— START Data to process —
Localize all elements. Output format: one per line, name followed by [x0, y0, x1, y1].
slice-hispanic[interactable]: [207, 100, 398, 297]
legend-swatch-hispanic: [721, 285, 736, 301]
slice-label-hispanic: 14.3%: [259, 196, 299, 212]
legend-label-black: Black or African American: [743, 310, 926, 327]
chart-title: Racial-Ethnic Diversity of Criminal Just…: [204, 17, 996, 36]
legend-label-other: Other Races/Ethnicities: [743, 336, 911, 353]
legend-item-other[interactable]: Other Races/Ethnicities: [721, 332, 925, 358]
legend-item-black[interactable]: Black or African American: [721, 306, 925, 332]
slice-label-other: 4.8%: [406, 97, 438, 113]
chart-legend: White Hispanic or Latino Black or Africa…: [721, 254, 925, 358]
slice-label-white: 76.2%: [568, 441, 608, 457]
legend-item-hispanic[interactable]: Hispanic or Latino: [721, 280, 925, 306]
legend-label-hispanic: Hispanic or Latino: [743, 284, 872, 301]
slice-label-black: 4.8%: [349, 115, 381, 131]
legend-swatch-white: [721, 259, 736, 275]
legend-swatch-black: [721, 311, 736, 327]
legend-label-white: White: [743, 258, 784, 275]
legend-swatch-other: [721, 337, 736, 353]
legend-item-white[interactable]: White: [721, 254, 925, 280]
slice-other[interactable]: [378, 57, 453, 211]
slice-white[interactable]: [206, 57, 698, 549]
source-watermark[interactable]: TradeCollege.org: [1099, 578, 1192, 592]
— END Data to process —
— START Data to process —
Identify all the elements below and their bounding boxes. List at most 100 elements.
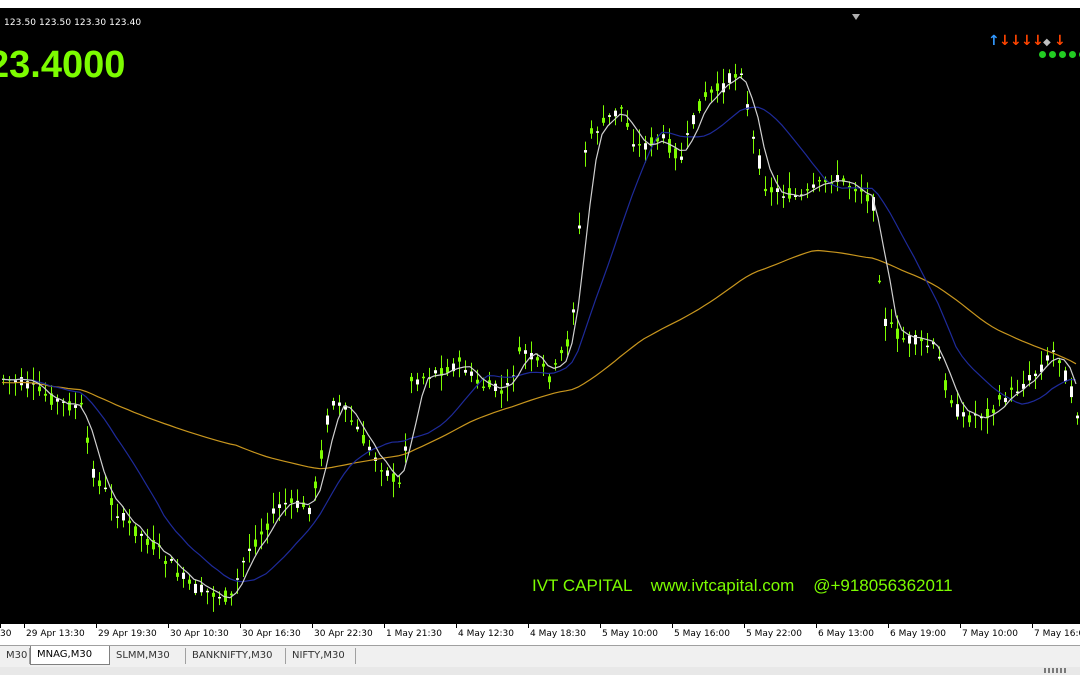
— END Data to process —
Task to complete:
Put the lines of the listing above into a JSON list of strings, one string per line and no blank lines, starting at the line that contains "Localize all elements." and ending after the line that contains "slice-label-other: 4.8%: [406, 97, 438, 113]".

Solution below:
[
  "Localize all elements. Output format: one per line, name followed by [x0, y0, x1, y1].",
  "slice-hispanic[interactable]: [207, 100, 398, 297]",
  "legend-swatch-hispanic: [721, 285, 736, 301]",
  "slice-label-hispanic: 14.3%: [259, 196, 299, 212]",
  "legend-label-black: Black or African American: [743, 310, 926, 327]",
  "chart-title: Racial-Ethnic Diversity of Criminal Just…: [204, 17, 996, 36]",
  "legend-label-other: Other Races/Ethnicities: [743, 336, 911, 353]",
  "legend-item-other[interactable]: Other Races/Ethnicities: [721, 332, 925, 358]",
  "legend-item-black[interactable]: Black or African American: [721, 306, 925, 332]",
  "slice-label-other: 4.8%: [406, 97, 438, 113]"
]